Set problem: Copy the listing verbatim, excluding any images found in it.

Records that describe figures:
══════
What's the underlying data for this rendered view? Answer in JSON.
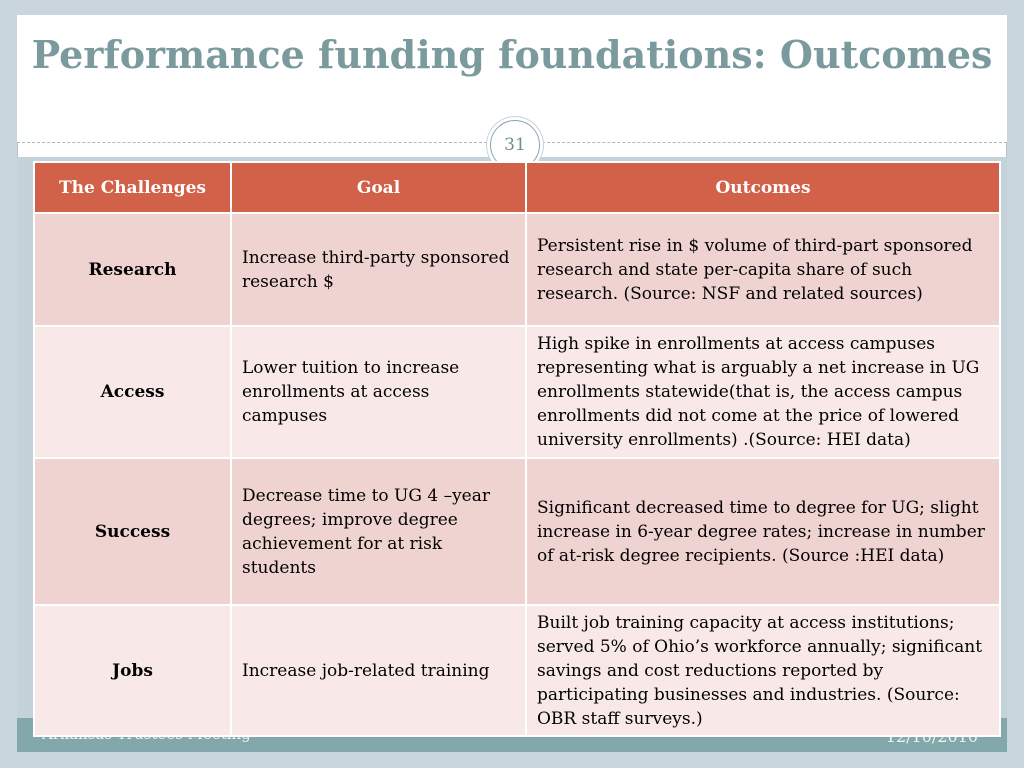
{
  "slide": {
    "title": "Performance funding foundations: Outcomes",
    "number": "31",
    "footer_left": "Arkansas Trustees Meeting",
    "footer_right": "12/10/2010"
  },
  "colors": {
    "title": "#7a9a9e",
    "header_fill": "#d2614a",
    "row_odd": "#efd3d1",
    "row_even": "#f8e9e8",
    "footer_bar": "#82a8ab"
  },
  "table": {
    "headers": [
      "The Challenges",
      "Goal",
      "Outcomes"
    ],
    "rows": [
      {
        "challenge": "Research",
        "goal": "Increase third-party sponsored research $",
        "outcome": "Persistent rise in $ volume of third-part sponsored research and state per-capita share of such research. (Source: NSF and related sources)"
      },
      {
        "challenge": "Access",
        "goal": "Lower tuition to increase enrollments at access campuses",
        "outcome": "High spike in enrollments at access campuses representing what is arguably a net increase in UG enrollments  statewide(that is, the access campus enrollments did not come at the price of lowered university enrollments) .(Source: HEI data)"
      },
      {
        "challenge": "Success",
        "goal": "Decrease time to UG 4 –year degrees; improve degree achievement for at risk students",
        "outcome": "Significant decreased time to degree for UG; slight increase in 6-year degree rates; increase in number of at-risk degree recipients. (Source :HEI data)"
      },
      {
        "challenge": "Jobs",
        "goal": "Increase job-related training",
        "outcome": "Built job training capacity at access institutions; served 5% of Ohio’s workforce annually; significant savings and cost reductions reported by participating businesses and industries. (Source: OBR staff surveys.)"
      }
    ]
  }
}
══════
Result for this task:
What's the underlying data for this rendered view? Answer in JSON.
{
  "slide": {
    "title": "Performance funding foundations: Outcomes",
    "number": "31",
    "footer_left": "Arkansas Trustees Meeting",
    "footer_right": "12/10/2010"
  },
  "colors": {
    "title": "#7a9a9e",
    "header_fill": "#d2614a",
    "row_odd": "#efd3d1",
    "row_even": "#f8e9e8",
    "footer_bar": "#82a8ab"
  },
  "table": {
    "headers": [
      "The Challenges",
      "Goal",
      "Outcomes"
    ],
    "rows": [
      {
        "challenge": "Research",
        "goal": "Increase third-party sponsored research $",
        "outcome": "Persistent rise in $ volume of third-part sponsored research and state per-capita share of such research. (Source: NSF and related sources)"
      },
      {
        "challenge": "Access",
        "goal": "Lower tuition to increase enrollments at access campuses",
        "outcome": "High spike in enrollments at access campuses representing what is arguably a net increase in UG enrollments  statewide(that is, the access campus enrollments did not come at the price of lowered university enrollments) .(Source: HEI data)"
      },
      {
        "challenge": "Success",
        "goal": "Decrease time to UG 4 –year degrees; improve degree achievement for at risk students",
        "outcome": "Significant decreased time to degree for UG; slight increase in 6-year degree rates; increase in number of at-risk degree recipients. (Source :HEI data)"
      },
      {
        "challenge": "Jobs",
        "goal": "Increase job-related training",
        "outcome": "Built job training capacity at access institutions; served 5% of Ohio’s workforce annually; significant savings and cost reductions reported by participating businesses and industries. (Source: OBR staff surveys.)"
      }
    ]
  }
}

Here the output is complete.